§ **STATED PROBLEM 1**: Name every certification mentioned in the transcript on cybersecurity careers, listing each one once.
§ **STATED PROBLEM 2**: In the transcript on cybersecurity careers, reproduce the passage word for word, starting at "Speaker 2:Get that" and ending at "key way to go.".

§ **SUPPLIED PASSAGE**:
Speaker 2:CISP like uh, there's a couple of, but there's no real good way to get a full fledged cybersecurity certification like that. I mean you can do like NetPlus and those are good places to start to be on a low-level piece of it, but to get into the major parts you're going to have to have experience. I think about the CISP is like five years I think, I don't know. It's hard to get into the major incident response pieces of it. But you start with your NetPlus, you get in with a company that's willing to put you on maybe an incident response team, moving up from help desk to something where you're a helper within that level you're going through and you're involved in their tabletops. We do a lot of tabletop exercises with our clients, which is really helpful and it's good to get some of the lower level people involved with those so they kind of understand your documentation and things like that. But it's really just letting your getting into an it department and letting your manager know that you're interested in cyber security.
Speaker 2:Get that net plus, security plus done out of the way and then start working your way through and get the experience, because the experience is going to be what's key to getting into some of the major pieces and then becoming like becoming a security officer for a company that's I. That's a pretty good job. It's a little stressful, but if you can manage an incident response team, it's a pretty good situation. You're in there making the decisions on how things work. They're a little bit of a pain in the butt for the IT people sometimes. But yeah, I mean, you just got to work your way up there. I think experience does better than any kind of certification. If you have a job that allows you to get some experience, that's the key way to go.

§ **GIVEN RECORDS**:
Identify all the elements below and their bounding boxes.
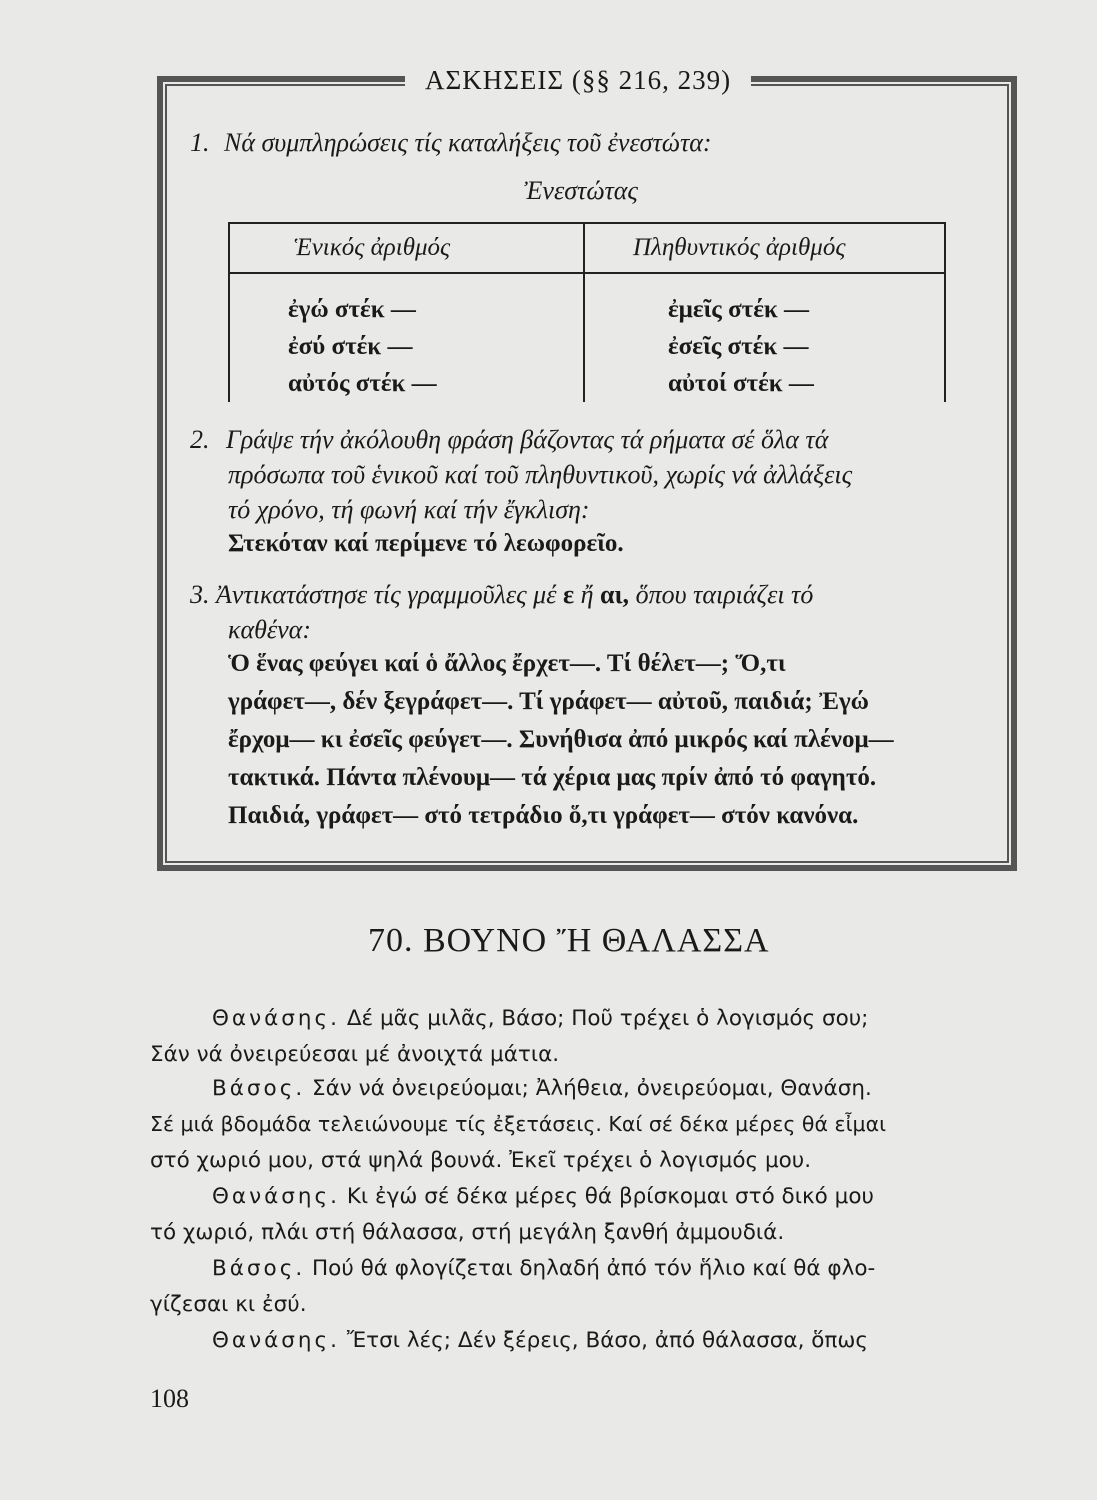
---
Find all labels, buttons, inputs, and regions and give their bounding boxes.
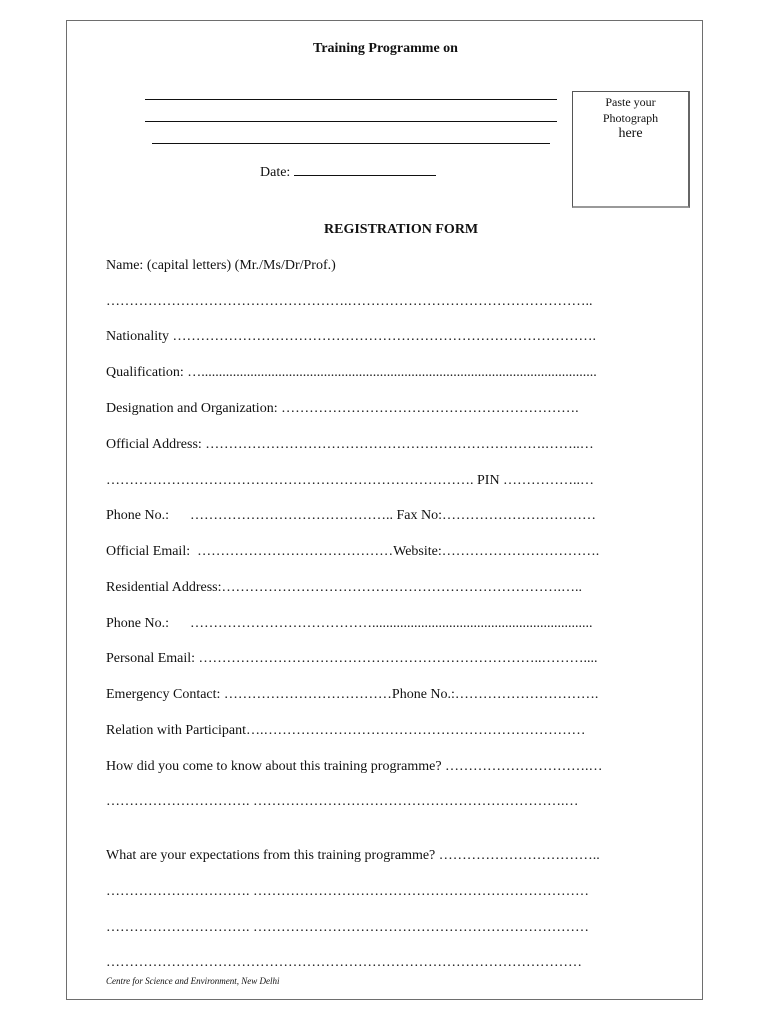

§ **REPLY 1**:
CISP
NetPlus (also written "net plus")
security plus

§ **REPLY 2**:
Speaker 2:Get that net plus, security plus done out of the way and then start working your way through and get the experience, because the experience is going to be what's key to getting into some of the major pieces and then becoming like becoming a security officer for a company that's I. That's a pretty good job. It's a little stressful, but if you can manage an incident response team, it's a pretty good situation. You're in there making the decisions on how things work. They're a little bit of a pain in the butt for the IT people sometimes. But yeah, I mean, you just got to work your way up there. I think experience does better than any kind of certification. If you have a job that allows you to get some experience, that's the key way to go.